[start]
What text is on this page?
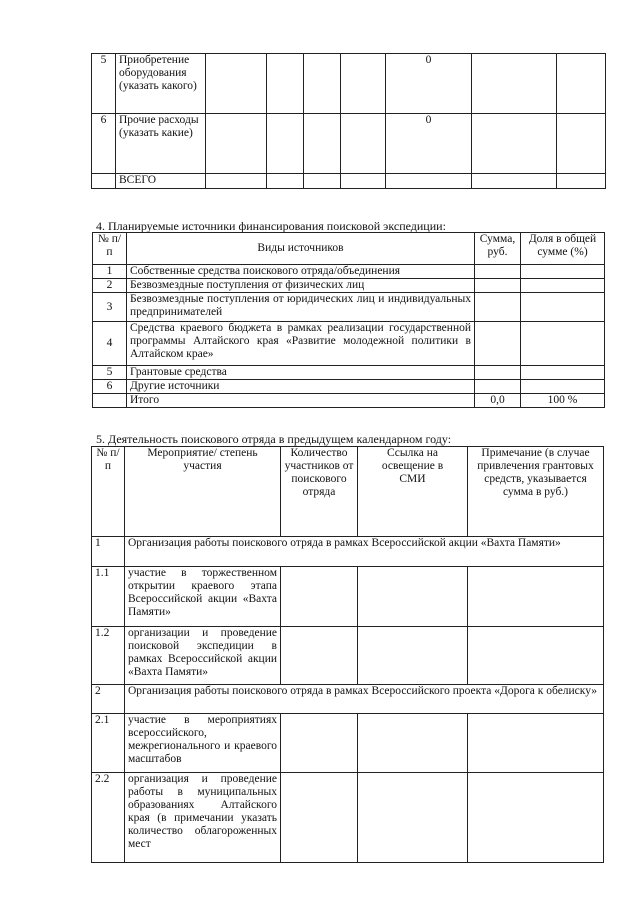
5	Приобретение оборудования (указать какого)					0		
6	Прочие расходы (указать какие)					0		
	ВСЕГО							
4. Планируемые источники финансирования поисковой экспедиции:
№ п/п	Виды источников	Сумма, руб.	Доля в общей сумме (%)
1	Собственные средства поискового отряда/объединения		
2	Безвозмездные поступления от физических лиц		
3	Безвозмездные поступления от юридических лиц и индивидуальных предпринимателей		
4	Средства краевого бюджета в рамках реализации государственной программы Алтайского края «Развитие молодежной политики в Алтайском крае»		
5	Грантовые средства		
6	Другие источники		
	Итого	0,0	100 %
5. Деятельность поискового отряда в предыдущем календарном году:
№ п/п	Мероприятие/ степень участия	Количество участников от поискового отряда	Ссылка на освещение в СМИ	Примечание (в случае привлечения грантовых средств, указывается сумма в руб.)
1	Организация работы поискового отряда в рамках Всероссийской акции «Вахта Памяти»			
1.1	участие в торжественном открытии краевого этапа Всероссийской акции «Вахта Памяти»			
1.2	организации и проведение поисковой экспедиции в рамках Всероссийской акции «Вахта Памяти»			
2	Организация работы поискового отряда в рамках Всероссийского проекта «Дорога к обелиску»			
2.1	участие в мероприятиях всероссийского, межрегионального и краевого масштабов			
2.2	организация и проведение работы в муниципальных образованиях Алтайского края (в примечании указать количество облагороженных мест			
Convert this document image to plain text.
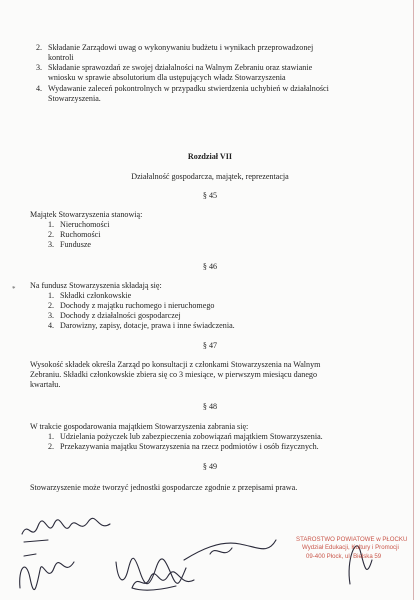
2. Składanie Zarządowi uwag o wykonywaniu budżetu i wynikach przeprowadzonej
kontroli
3. Składanie sprawozdań ze swojej działalności na Walnym Zebraniu oraz stawianie
wniosku w sprawie absolutorium dla ustępujących władz Stowarzyszenia
4. Wydawanie zaleceń pokontrolnych w przypadku stwierdzenia uchybień w działalności
Stowarzyszenia.
Rozdział VII
Działalność gospodarcza, majątek, reprezentacja
§ 45
Majątek Stowarzyszenia stanowią:
1. Nieruchomości
2. Ruchomości
3. Fundusze
§ 46
* Na fundusz Stowarzyszenia składają się:
1. Składki członkowskie
2. Dochody z majątku ruchomego i nieruchomego
3. Dochody z działalności gospodarczej
4. Darowizny, zapisy, dotacje, prawa i inne świadczenia.
§ 47
Wysokość składek określa Zarząd po konsultacji z członkami Stowarzyszenia na Walnym
Zebraniu. Składki członkowskie zbiera się co 3 miesiące, w pierwszym miesiącu danego
kwartału.
§ 48
W trakcie gospodarowania majątkiem Stowarzyszenia zabrania się:
1. Udzielania pożyczek lub zabezpieczenia zobowiązań majątkiem Stowarzyszenia.
2. Przekazywania majątku Stowarzyszenia na rzecz podmiotów i osób fizycznych.
§ 49
Stowarzyszenie może tworzyć jednostki gospodarcze zgodnie z przepisami prawa.
STAROSTWO POWIATOWE w PŁOCKU
Wydział Edukacji, Kultury i Promocji
09-400 Płock, ul. Bielska 59
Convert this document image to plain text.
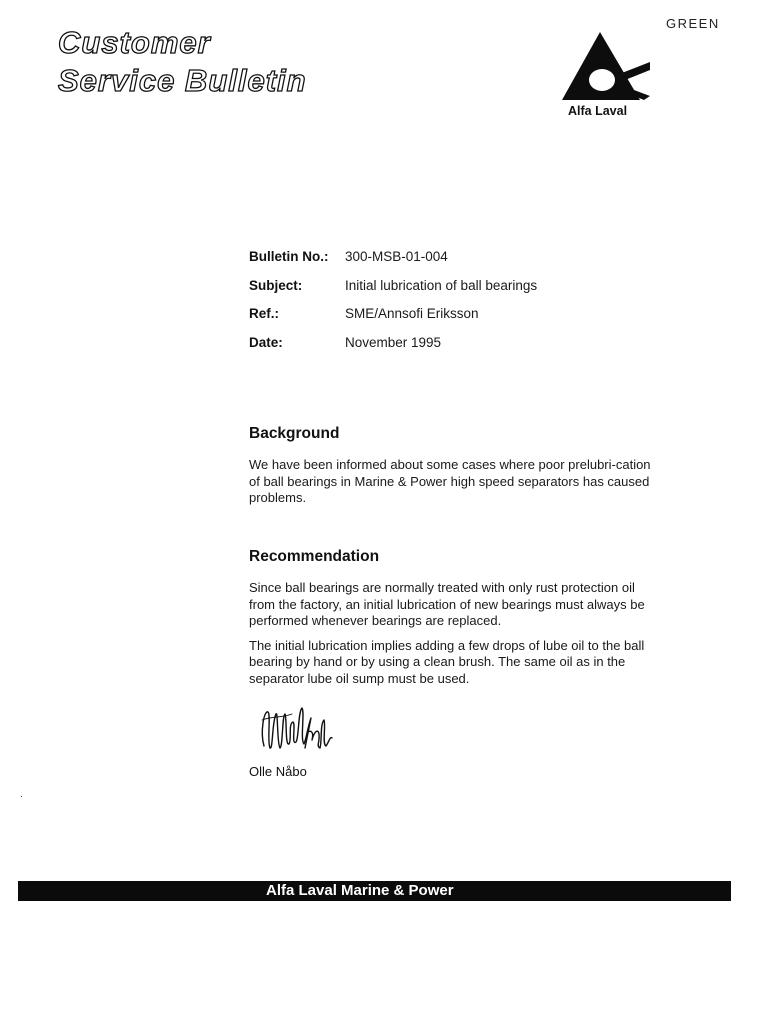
GREEN
Customer
Service Bulletin
Alfa Laval
Bulletin No.:	300-MSB-01-004
Subject:	Initial lubrication of ball bearings
Ref.:	SME/Annsofi Eriksson
Date:	November 1995
Background

We have been informed about some cases where poor prelubri-cation of ball bearings in Marine & Power high speed separators has caused problems.

Recommendation

Since ball bearings are normally treated with only rust protection oil from the factory, an initial lubrication of new bearings must always be performed whenever bearings are replaced.

The initial lubrication implies adding a few drops of lube oil to the ball bearing by hand or by using a clean brush. The same oil as in the separator lube oil sump must be used.

Olle Nåbo
·
Alfa Laval Marine & Power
[end]
_Goal of the exercise_
Using the records above, pull out each line where the word "Składanie" occurs.

_Solution for this problem_
2. Składanie Zarządowi uwag o wykonywaniu budżetu i wynikach przeprowadzonej
3. Składanie sprawozdań ze swojej działalności na Walnym Zebraniu oraz stawianie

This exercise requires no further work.